◆ To be done
Find every line in the records below that contains the word "code", and copy each such line.

◆ Data provided
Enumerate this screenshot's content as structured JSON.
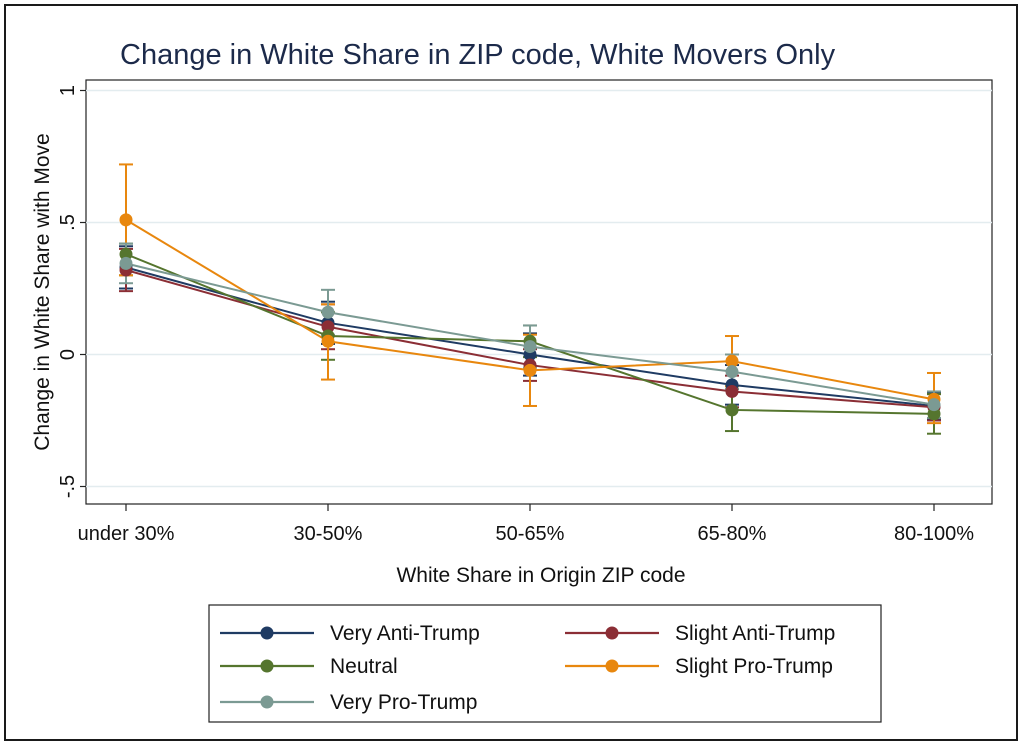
{
  "chart_data": {
    "type": "line",
    "title": "Change in White Share in ZIP code, White Movers Only",
    "xlabel": "White Share in Origin ZIP code",
    "ylabel": "Change in White Share with Move",
    "categories": [
      "under 30%",
      "30-50%",
      "50-65%",
      "65-80%",
      "80-100%"
    ],
    "yticks": [
      -0.5,
      0,
      0.5,
      1
    ],
    "ytick_labels": [
      "-.5",
      "0",
      ".5",
      "1"
    ],
    "ylim": [
      -0.6,
      1.03
    ],
    "grid": true,
    "legend_position": "bottom",
    "error_bars": true,
    "series": [
      {
        "name": "Very Anti-Trump",
        "color": "#1f3b63",
        "values": [
          0.33,
          0.12,
          0.0,
          -0.115,
          -0.195
        ],
        "ci_low": [
          0.25,
          0.04,
          -0.08,
          -0.19,
          -0.245
        ],
        "ci_high": [
          0.41,
          0.2,
          0.08,
          -0.04,
          -0.145
        ]
      },
      {
        "name": "Slight Anti-Trump",
        "color": "#8b2e35",
        "values": [
          0.32,
          0.105,
          -0.04,
          -0.14,
          -0.2
        ],
        "ci_low": [
          0.24,
          0.02,
          -0.1,
          -0.2,
          -0.25
        ],
        "ci_high": [
          0.4,
          0.19,
          0.02,
          -0.08,
          -0.15
        ]
      },
      {
        "name": "Neutral",
        "color": "#55752e",
        "values": [
          0.38,
          0.07,
          0.05,
          -0.21,
          -0.225
        ],
        "ci_low": [
          0.3,
          -0.02,
          -0.01,
          -0.29,
          -0.3
        ],
        "ci_high": [
          0.42,
          0.16,
          0.11,
          -0.13,
          -0.15
        ]
      },
      {
        "name": "Slight Pro-Trump",
        "color": "#e8870e",
        "values": [
          0.51,
          0.05,
          -0.06,
          -0.025,
          -0.17
        ],
        "ci_low": [
          0.3,
          -0.095,
          -0.195,
          -0.12,
          -0.26
        ],
        "ci_high": [
          0.72,
          0.19,
          0.075,
          0.07,
          -0.07
        ]
      },
      {
        "name": "Very Pro-Trump",
        "color": "#7b9a93",
        "values": [
          0.345,
          0.16,
          0.03,
          -0.065,
          -0.19
        ],
        "ci_low": [
          0.27,
          0.075,
          -0.05,
          -0.13,
          -0.24
        ],
        "ci_high": [
          0.42,
          0.245,
          0.11,
          0.0,
          -0.14
        ]
      }
    ]
  }
}
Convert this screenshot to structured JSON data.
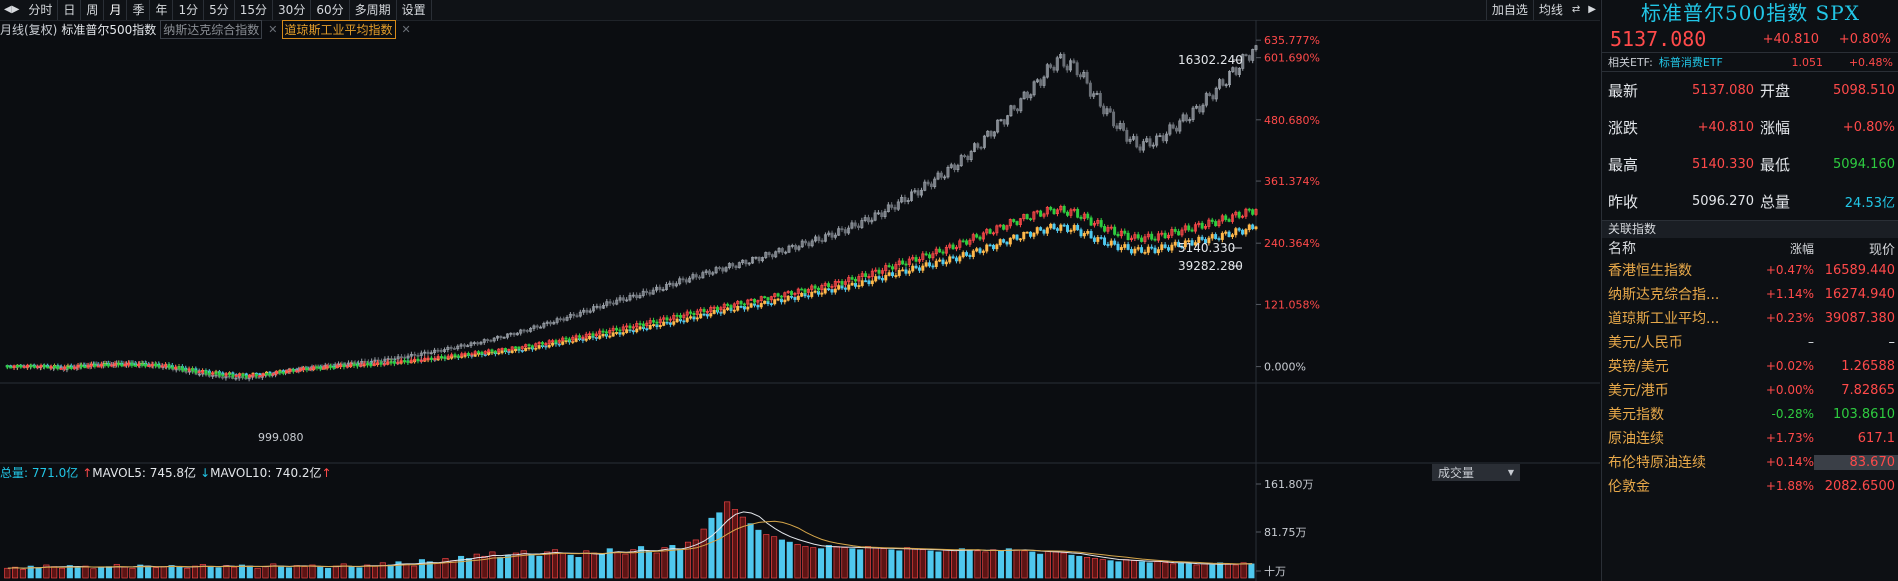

◆ Complete output
    "title": "Change in White Share in ZIP code, White Movers Only",
    "xlabel": "White Share in Origin ZIP code",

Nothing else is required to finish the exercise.